━━━ Data for the task ━━━

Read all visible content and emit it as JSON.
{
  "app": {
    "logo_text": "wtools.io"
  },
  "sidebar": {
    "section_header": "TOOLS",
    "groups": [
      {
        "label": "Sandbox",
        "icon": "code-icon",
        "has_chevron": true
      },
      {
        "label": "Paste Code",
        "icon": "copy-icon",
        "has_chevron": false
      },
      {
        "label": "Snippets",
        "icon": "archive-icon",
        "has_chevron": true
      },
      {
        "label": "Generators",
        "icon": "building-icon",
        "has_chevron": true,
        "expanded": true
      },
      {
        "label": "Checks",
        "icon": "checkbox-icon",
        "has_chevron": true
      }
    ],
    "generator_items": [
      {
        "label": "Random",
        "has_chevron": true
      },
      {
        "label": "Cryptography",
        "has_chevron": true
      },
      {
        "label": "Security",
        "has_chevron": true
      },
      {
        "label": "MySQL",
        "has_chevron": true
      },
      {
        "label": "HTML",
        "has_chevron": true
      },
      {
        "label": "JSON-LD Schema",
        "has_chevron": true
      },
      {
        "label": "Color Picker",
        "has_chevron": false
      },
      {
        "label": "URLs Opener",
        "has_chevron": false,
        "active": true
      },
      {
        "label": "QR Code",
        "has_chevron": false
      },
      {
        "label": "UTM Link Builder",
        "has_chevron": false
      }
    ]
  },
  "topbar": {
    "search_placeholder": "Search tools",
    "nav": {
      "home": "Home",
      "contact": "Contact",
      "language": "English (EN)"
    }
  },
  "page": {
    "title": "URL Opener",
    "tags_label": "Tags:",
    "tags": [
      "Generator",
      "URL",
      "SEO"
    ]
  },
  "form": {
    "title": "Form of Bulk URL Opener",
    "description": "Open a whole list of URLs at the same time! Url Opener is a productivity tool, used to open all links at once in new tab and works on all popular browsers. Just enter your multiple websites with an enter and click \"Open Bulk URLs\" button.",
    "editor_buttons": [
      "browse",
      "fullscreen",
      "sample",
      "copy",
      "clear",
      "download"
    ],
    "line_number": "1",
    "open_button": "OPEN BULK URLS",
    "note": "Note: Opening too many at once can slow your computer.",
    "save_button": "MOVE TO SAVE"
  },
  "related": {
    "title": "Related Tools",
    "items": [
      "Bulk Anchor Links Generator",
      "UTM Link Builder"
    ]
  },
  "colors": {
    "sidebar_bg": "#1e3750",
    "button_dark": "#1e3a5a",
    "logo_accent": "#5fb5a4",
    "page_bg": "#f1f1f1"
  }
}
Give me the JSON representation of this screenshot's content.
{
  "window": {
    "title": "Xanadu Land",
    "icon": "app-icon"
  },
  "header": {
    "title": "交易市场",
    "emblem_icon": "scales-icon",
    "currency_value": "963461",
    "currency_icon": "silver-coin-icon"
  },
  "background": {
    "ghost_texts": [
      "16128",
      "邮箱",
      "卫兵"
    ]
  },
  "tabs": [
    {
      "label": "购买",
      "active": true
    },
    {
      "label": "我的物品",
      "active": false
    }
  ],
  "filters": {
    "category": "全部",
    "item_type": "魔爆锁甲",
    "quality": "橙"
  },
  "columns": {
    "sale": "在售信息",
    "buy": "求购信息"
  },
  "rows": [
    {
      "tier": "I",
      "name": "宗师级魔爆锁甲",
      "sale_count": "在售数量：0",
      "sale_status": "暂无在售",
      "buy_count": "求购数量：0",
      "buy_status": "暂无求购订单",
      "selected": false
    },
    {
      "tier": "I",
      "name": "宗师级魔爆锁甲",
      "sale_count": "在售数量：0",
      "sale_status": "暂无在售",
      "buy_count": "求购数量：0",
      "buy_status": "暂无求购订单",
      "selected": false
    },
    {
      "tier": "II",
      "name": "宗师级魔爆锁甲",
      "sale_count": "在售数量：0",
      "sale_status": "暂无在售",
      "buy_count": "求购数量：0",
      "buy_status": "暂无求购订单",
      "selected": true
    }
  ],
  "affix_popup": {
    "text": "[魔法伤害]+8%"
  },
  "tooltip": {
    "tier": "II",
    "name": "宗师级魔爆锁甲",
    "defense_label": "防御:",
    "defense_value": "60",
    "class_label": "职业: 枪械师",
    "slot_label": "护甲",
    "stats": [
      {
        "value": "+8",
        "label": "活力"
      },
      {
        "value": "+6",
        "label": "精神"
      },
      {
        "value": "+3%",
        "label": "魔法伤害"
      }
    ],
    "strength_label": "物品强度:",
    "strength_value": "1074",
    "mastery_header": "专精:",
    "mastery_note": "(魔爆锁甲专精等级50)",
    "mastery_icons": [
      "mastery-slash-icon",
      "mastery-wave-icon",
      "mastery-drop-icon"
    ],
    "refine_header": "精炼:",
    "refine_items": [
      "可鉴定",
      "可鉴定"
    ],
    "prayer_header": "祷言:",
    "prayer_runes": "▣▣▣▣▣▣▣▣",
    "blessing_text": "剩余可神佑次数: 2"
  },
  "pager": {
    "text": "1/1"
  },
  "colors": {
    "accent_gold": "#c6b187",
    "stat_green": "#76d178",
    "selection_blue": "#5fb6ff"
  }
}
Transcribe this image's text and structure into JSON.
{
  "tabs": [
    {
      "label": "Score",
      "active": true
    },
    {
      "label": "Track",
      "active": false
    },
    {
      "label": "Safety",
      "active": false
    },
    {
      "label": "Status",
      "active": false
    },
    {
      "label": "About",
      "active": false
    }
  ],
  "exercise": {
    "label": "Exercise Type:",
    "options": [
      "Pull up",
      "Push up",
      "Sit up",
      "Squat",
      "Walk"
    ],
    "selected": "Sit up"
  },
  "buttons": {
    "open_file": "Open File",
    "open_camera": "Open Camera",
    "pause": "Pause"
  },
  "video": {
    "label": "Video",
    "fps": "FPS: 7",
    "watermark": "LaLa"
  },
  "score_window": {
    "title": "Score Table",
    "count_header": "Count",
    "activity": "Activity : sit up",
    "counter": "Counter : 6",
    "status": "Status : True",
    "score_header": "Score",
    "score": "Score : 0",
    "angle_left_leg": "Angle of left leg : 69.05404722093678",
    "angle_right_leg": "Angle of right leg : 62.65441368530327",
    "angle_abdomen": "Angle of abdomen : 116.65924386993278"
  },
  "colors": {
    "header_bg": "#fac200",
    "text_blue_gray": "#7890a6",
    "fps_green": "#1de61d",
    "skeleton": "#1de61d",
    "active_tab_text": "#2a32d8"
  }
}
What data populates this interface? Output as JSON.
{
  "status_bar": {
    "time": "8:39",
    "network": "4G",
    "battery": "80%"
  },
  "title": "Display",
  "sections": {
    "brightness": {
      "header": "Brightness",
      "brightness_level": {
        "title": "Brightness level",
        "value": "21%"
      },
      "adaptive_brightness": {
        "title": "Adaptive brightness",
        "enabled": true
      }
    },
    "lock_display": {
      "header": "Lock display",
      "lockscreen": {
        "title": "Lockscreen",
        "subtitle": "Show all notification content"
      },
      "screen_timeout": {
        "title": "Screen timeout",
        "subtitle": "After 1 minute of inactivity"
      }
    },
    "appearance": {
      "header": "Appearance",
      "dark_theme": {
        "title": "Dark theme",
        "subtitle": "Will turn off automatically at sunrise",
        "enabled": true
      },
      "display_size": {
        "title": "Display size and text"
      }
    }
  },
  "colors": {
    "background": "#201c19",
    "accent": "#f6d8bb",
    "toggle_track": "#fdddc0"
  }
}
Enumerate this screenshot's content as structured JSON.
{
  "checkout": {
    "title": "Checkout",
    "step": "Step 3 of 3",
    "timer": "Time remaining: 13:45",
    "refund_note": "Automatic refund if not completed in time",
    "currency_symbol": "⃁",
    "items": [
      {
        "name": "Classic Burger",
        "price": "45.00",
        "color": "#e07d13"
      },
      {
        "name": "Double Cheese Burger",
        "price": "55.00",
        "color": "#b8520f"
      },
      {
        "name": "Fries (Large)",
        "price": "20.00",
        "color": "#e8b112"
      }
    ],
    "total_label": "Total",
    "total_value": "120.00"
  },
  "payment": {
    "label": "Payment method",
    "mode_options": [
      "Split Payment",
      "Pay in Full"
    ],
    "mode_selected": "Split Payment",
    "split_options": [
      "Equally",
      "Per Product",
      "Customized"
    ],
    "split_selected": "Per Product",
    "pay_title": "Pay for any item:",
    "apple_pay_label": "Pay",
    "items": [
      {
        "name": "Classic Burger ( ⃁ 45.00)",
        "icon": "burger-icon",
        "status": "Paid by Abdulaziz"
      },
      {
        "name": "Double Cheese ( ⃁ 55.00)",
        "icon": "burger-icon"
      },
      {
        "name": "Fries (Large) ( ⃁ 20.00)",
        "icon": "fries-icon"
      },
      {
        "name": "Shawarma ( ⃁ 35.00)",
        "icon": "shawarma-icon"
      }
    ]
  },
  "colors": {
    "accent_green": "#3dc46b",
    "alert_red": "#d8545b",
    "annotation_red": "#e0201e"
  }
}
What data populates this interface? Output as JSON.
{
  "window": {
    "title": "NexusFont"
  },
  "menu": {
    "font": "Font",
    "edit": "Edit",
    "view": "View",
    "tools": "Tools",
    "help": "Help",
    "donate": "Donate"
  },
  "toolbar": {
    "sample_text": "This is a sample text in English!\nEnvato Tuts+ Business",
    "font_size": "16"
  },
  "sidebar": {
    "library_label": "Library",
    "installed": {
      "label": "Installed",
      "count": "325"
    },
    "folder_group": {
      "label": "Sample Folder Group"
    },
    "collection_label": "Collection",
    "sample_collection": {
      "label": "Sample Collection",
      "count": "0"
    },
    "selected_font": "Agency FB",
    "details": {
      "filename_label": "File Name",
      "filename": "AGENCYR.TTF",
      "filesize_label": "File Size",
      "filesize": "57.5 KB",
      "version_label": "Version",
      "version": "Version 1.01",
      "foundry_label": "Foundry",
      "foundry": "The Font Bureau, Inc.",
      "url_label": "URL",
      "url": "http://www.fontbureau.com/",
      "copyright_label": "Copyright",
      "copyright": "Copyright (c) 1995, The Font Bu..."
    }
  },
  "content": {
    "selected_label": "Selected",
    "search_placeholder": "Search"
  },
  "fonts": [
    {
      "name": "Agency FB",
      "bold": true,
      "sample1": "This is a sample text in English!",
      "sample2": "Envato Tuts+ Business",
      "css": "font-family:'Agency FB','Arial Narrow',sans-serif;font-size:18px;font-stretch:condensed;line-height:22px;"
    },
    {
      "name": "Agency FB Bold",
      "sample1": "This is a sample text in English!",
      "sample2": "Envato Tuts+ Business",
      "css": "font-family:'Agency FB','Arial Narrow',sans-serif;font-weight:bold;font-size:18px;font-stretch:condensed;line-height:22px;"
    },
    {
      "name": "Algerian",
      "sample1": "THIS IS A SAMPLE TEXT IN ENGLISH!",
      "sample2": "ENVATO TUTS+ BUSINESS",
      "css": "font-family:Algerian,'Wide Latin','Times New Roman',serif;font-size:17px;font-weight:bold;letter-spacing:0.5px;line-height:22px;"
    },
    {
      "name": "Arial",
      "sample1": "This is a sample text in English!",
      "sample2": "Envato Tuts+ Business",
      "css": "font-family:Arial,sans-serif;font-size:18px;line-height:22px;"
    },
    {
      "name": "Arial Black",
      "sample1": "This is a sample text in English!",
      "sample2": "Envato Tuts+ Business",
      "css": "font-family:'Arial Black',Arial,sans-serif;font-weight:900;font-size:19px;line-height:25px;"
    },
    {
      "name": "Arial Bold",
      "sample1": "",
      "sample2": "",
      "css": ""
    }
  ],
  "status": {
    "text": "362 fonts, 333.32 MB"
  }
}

━━━

## What you are asked to do
Copy down every line of the entries containing the word "Angle".

## Answer in full
    "angle_left_leg": "Angle of left leg : 69.05404722093678",
    "angle_right_leg": "Angle of right leg : 62.65441368530327",
    "angle_abdomen": "Angle of abdomen : 116.65924386993278"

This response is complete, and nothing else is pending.